* [Выбранный текст]
Константин Батюшков прожил по меркам века ушедшего жизнь долгую, но имел несчастливую и драматическую судьбу. Тридцати трех лет от роду болезнь его души приняла необратимый характер, и, неизлечимо больной, он провел вторую половину своей жизни, отгородившись от мира черным занавесом безумия. В 1830 году его навестит младший его товарищ Александр Пушкин. Батюшков его не узнает. В том же году Пушкин напишет: “Не дай мне Бог сойти с ума...” 
     Часто в своих стихах Батюшков зовет себя “певцом любви”. Это обман, а скорее, заблуждение относительно самого себя. Поэт изображает нам все, что угодно: тени друзей, судьбы мира, извлекает из античной мифологии образы богов и героев, мыслит о судьбе, свободе, силе, рисует величественные пейзажи, но интимные переживания, чувства, сопутствующие им, — редкие гости на страницах его книг. А если и появляются, то Батюшков так искусно драпирует их в мифологические одежды, так изысканно и туманно передает их, что трудно разглядеть истинные переживания его лирического героя. А чего же еще ждать от этого странного человека, героя Отечественной войны, пережившего отчаяние в сожженной Москве и триумф победы в Париже. Он и Пушкину, тогда еще лицеисту, советовал не увлекаться “безделками”, а тратить время на темы важные, героические. 
     Итак, Константин Батюшков, человек внешности совершенно не геройской, а скорее заурядной, в своей поэзии пытается мыслить категориями возвышенного, что позволяет, по его мнению, наиболее адекватно изобразить порядок вещей и событий в мире. Вот, например, отрывок из стихотворения “Воспоминание”: 
     И в зеркальных водах являл весь стан и рощи, 
     Едва дымился огнь в часы туманной нощи 
     Близ кущи ратника, который сном почил.

* [Используя сведения]
(1) Верни без изменений отрывок текста о Батюшкове от слов «Итак, Константин Батюшков, человек» по слова «который сном почил.» включительно.
(2) Сколько лет было Батюшкову, когда его душевная болезнь приняла необратимый характер, согласно тексту о Батюшкове?
Строки, приведённые дальше, никак не связаны с текстом о Батюшкове.

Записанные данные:

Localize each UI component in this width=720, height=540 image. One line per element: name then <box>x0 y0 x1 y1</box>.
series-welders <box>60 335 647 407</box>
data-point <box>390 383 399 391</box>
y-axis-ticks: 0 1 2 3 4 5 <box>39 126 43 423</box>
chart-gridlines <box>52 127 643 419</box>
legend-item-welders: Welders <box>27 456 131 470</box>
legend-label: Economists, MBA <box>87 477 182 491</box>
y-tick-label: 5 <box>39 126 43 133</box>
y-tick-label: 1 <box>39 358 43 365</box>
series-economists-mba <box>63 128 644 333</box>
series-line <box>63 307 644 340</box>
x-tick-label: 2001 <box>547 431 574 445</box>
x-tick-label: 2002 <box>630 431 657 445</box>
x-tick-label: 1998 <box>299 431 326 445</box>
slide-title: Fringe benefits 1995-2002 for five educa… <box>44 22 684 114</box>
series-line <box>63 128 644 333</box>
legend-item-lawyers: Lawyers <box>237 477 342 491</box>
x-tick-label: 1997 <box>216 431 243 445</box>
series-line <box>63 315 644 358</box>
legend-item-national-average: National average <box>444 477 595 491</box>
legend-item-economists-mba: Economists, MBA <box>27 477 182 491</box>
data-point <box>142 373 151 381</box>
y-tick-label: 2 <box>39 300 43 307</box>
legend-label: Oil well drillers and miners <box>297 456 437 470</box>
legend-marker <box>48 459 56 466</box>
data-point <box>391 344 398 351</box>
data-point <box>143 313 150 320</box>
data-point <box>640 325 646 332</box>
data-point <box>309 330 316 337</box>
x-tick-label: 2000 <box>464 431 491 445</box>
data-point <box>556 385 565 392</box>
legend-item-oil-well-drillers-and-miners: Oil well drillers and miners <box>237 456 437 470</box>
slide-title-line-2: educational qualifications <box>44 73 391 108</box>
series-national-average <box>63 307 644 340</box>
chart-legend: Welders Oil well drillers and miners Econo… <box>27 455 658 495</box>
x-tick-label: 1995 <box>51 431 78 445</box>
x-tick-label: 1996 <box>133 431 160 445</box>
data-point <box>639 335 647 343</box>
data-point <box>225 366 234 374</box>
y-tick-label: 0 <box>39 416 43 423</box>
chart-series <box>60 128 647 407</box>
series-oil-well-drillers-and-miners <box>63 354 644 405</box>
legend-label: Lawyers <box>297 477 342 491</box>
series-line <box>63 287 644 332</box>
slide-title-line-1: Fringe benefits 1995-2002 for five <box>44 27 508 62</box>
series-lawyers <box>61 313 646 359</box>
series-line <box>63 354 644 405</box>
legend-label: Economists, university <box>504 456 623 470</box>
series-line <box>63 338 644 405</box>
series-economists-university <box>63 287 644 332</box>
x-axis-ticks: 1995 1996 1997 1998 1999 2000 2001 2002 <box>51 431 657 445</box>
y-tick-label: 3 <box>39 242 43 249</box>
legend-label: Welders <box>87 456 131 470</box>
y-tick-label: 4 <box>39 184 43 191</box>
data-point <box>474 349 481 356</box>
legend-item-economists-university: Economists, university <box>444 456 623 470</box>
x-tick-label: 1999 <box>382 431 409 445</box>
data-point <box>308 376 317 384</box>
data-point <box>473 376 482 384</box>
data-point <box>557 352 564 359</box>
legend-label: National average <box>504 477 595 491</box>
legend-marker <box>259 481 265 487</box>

* [Решения заданий]
(1)
Итак, Константин Батюшков, человек внешности совершенно не геройской, а скорее заурядной, в своей поэзии пытается мыслить категориями возвышенного, что позволяет, по его мнению, наиболее адекватно изобразить порядок вещей и событий в мире. Вот, например, отрывок из стихотворения “Воспоминание”: 
     И в зеркальных водах являл весь стан и рощи, 
     Едва дымился огнь в часы туманной нощи 
     Близ кущи ратника, который сном почил.

(2) Тридцать три года.